→ Written task:
Read the listing and extract each line that includes the word "voor".

──────── Supplied material

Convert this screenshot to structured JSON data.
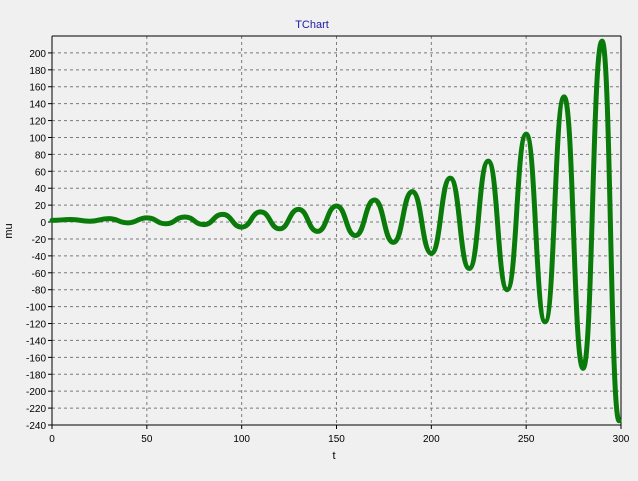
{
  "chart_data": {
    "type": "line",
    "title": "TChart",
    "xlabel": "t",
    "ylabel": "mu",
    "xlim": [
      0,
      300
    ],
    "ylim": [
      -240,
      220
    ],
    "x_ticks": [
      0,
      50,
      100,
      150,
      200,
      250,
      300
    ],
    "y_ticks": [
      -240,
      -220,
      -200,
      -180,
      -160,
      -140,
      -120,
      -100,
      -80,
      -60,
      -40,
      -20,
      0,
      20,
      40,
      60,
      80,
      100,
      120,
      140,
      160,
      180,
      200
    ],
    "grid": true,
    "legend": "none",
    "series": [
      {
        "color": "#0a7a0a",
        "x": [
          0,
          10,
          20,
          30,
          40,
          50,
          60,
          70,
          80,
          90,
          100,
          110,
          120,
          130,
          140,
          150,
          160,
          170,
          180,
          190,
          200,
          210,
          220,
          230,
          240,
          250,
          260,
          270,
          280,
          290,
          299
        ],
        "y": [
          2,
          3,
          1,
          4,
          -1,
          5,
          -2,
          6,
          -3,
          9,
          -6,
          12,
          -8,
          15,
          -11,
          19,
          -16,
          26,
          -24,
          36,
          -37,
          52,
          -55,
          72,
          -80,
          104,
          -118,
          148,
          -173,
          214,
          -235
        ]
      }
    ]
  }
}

────────────────
──────── Supplied material

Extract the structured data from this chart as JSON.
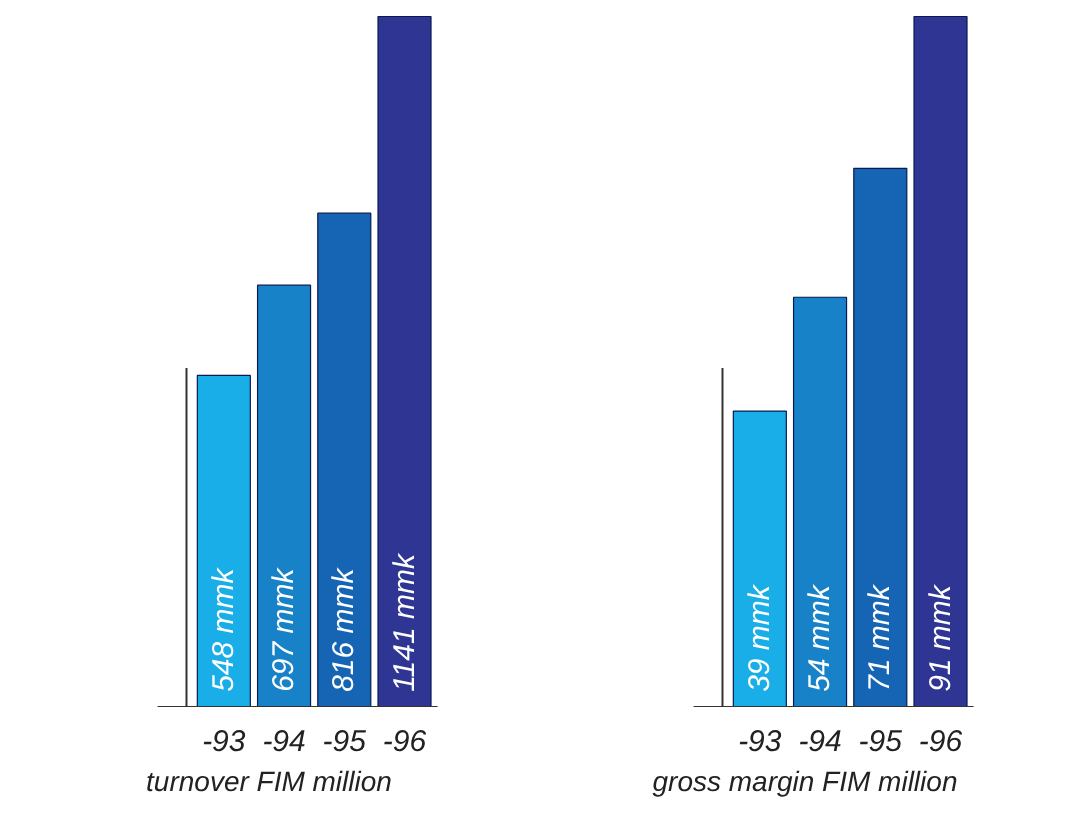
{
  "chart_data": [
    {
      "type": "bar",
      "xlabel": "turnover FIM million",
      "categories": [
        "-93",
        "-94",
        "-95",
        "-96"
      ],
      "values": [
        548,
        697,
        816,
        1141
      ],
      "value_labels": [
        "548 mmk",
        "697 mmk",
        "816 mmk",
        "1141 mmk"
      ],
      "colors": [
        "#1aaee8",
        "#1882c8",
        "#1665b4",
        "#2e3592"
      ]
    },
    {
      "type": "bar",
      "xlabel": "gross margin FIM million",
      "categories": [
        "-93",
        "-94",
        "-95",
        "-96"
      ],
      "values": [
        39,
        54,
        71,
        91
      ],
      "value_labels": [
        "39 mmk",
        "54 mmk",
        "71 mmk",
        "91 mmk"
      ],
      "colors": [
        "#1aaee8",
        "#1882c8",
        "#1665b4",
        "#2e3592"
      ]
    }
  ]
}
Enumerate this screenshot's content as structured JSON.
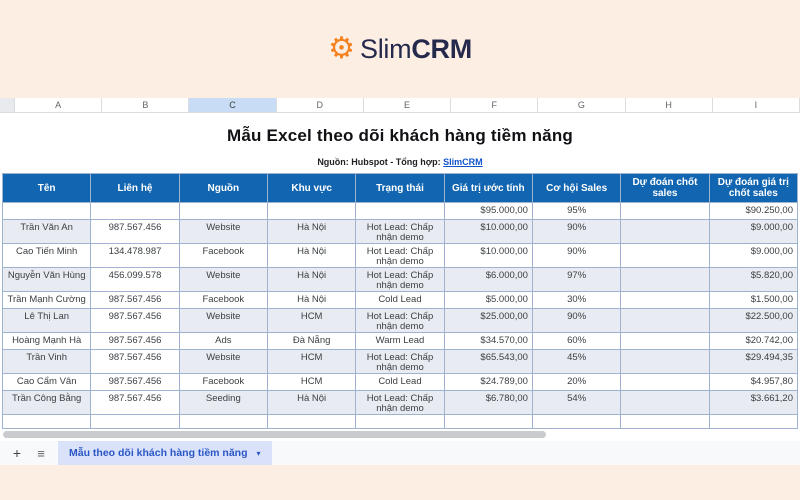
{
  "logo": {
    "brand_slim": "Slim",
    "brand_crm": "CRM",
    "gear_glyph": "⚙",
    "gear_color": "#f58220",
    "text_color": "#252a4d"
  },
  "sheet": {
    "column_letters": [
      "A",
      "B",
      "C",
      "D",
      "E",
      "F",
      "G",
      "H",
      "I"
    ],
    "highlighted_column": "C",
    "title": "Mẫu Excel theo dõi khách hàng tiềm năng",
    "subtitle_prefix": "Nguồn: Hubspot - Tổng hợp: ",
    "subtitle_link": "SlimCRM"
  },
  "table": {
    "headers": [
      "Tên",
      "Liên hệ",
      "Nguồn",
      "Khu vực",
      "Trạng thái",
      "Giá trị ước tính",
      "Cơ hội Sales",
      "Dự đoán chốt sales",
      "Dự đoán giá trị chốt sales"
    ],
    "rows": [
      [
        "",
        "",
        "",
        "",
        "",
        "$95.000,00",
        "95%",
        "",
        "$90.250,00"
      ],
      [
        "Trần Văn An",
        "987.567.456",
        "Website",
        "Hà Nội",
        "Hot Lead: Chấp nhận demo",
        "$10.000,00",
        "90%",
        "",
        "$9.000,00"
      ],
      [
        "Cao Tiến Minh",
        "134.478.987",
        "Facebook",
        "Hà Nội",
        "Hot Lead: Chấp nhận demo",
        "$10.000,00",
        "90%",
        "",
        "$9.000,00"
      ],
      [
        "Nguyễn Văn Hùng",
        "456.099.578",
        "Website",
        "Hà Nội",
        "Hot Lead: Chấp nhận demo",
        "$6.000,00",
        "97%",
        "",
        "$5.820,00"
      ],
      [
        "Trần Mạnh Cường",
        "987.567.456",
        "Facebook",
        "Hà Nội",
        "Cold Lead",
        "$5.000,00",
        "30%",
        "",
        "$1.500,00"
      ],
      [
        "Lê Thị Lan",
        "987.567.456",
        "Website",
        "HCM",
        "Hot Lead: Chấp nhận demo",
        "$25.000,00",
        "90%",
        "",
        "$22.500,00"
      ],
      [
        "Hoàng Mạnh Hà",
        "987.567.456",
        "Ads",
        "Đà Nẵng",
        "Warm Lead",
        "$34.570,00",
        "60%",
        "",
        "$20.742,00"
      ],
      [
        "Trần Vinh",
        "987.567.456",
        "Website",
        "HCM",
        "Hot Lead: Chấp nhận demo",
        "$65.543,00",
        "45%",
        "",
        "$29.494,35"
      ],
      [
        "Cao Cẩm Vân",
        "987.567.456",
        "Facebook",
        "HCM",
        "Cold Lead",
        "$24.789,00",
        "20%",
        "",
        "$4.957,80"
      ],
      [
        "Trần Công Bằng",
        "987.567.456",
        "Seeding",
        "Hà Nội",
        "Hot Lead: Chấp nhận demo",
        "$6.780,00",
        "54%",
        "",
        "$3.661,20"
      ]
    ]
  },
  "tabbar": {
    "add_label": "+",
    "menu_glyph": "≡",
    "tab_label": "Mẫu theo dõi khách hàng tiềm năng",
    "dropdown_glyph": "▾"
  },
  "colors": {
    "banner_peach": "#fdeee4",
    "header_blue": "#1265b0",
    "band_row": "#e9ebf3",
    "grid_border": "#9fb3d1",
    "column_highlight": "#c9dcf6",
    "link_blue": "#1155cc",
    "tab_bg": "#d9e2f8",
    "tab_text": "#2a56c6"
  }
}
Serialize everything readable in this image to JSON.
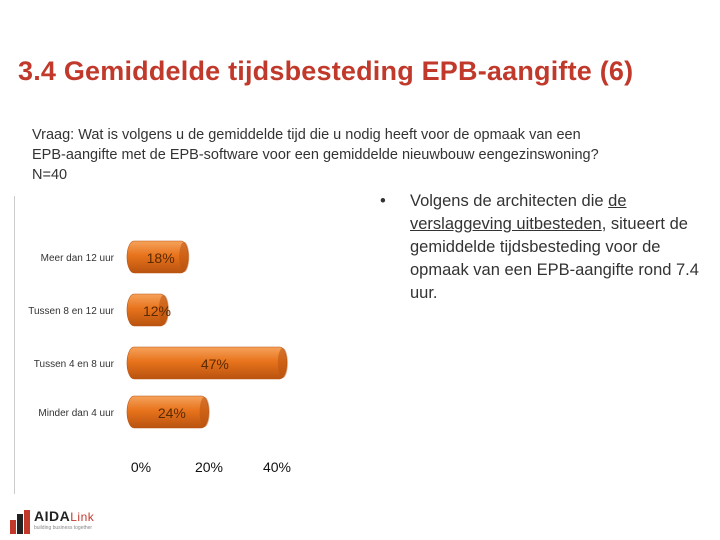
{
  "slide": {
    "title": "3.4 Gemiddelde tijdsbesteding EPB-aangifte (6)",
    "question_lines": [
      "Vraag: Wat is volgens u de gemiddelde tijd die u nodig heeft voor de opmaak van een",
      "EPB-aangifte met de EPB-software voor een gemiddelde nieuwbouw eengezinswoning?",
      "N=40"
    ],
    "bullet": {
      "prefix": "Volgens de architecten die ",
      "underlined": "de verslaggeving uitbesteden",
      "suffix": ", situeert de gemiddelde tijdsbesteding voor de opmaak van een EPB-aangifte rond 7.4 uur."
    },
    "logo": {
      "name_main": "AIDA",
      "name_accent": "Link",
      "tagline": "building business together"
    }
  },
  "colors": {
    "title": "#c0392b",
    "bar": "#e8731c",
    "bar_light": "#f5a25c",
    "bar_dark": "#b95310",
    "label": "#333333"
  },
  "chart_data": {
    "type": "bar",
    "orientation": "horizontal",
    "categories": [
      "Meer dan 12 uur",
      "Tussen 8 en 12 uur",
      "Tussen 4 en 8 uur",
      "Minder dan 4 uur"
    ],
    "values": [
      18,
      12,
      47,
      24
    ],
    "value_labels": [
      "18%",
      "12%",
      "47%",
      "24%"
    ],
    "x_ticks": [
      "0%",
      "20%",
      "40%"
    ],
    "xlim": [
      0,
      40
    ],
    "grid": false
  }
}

────────────────
──────── Supplied material

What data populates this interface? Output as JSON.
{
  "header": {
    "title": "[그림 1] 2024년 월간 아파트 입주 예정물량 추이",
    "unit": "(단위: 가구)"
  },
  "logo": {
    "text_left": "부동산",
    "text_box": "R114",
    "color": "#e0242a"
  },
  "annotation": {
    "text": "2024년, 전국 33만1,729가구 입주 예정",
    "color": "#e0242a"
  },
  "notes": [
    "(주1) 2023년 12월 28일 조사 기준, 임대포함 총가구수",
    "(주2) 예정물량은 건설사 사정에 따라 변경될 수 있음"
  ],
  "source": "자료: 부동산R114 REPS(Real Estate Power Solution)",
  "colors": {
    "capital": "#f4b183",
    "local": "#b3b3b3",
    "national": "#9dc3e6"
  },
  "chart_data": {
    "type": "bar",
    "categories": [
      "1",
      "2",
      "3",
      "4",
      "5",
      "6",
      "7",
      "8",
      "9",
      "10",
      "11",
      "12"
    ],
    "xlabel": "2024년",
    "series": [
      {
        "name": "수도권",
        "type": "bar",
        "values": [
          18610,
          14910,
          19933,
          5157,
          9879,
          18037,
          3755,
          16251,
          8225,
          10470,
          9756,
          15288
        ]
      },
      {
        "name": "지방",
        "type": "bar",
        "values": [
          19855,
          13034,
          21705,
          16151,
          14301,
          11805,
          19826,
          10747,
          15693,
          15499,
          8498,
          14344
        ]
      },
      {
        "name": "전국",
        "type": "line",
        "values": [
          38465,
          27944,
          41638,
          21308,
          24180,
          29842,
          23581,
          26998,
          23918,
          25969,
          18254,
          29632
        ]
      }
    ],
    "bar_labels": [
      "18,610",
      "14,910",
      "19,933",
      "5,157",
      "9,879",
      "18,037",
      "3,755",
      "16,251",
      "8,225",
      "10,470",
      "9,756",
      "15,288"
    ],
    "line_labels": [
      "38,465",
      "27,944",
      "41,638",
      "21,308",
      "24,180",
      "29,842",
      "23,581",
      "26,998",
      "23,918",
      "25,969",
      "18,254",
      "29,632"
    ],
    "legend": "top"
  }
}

────────────────

→ Response to the exercise:
      "Vraag: Wat is volgens u de gemiddelde tijd die u nodig heeft voor de opmaak van een",
      "EPB-aangifte met de EPB-software voor een gemiddelde nieuwbouw eengezinswoning?",
      "suffix": ", situeert de gemiddelde tijdsbesteding voor de opmaak van een EPB-aangifte rond 7.4 uur."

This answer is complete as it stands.